** BEGIN **

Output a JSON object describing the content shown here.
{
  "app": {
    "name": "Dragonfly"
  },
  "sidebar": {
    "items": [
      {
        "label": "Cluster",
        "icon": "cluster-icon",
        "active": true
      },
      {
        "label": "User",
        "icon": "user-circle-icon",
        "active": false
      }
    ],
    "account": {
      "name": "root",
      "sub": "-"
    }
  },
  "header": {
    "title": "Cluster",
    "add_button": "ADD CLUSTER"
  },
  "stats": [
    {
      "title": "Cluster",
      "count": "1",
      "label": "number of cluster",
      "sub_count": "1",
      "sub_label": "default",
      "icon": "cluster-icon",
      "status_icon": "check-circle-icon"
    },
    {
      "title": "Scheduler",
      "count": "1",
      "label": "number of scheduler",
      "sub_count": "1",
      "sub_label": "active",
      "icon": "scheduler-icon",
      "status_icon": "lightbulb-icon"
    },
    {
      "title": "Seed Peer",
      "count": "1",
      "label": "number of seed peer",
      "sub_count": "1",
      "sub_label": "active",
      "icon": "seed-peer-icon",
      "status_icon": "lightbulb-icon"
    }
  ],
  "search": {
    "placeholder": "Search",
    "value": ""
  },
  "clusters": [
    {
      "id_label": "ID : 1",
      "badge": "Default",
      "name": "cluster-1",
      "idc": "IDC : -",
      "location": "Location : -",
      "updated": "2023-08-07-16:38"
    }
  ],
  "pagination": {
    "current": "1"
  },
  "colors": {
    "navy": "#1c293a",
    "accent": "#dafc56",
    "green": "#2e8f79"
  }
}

** END **

## [What you need to do]
The full set of records should be duplicated exactly.

## [The reply]
Output a JSON object describing the content shown here.
{
  "app": {
    "name": "Dragonfly"
  },
  "sidebar": {
    "items": [
      {
        "label": "Cluster",
        "icon": "cluster-icon",
        "active": true
      },
      {
        "label": "User",
        "icon": "user-circle-icon",
        "active": false
      }
    ],
    "account": {
      "name": "root",
      "sub": "-"
    }
  },
  "header": {
    "title": "Cluster",
    "add_button": "ADD CLUSTER"
  },
  "stats": [
    {
      "title": "Cluster",
      "count": "1",
      "label": "number of cluster",
      "sub_count": "1",
      "sub_label": "default",
      "icon": "cluster-icon",
      "status_icon": "check-circle-icon"
    },
    {
      "title": "Scheduler",
      "count": "1",
      "label": "number of scheduler",
      "sub_count": "1",
      "sub_label": "active",
      "icon": "scheduler-icon",
      "status_icon": "lightbulb-icon"
    },
    {
      "title": "Seed Peer",
      "count": "1",
      "label": "number of seed peer",
      "sub_count": "1",
      "sub_label": "active",
      "icon": "seed-peer-icon",
      "status_icon": "lightbulb-icon"
    }
  ],
  "search": {
    "placeholder": "Search",
    "value": ""
  },
  "clusters": [
    {
      "id_label": "ID : 1",
      "badge": "Default",
      "name": "cluster-1",
      "idc": "IDC : -",
      "location": "Location : -",
      "updated": "2023-08-07-16:38"
    }
  ],
  "pagination": {
    "current": "1"
  },
  "colors": {
    "navy": "#1c293a",
    "accent": "#dafc56",
    "green": "#2e8f79"
  }
}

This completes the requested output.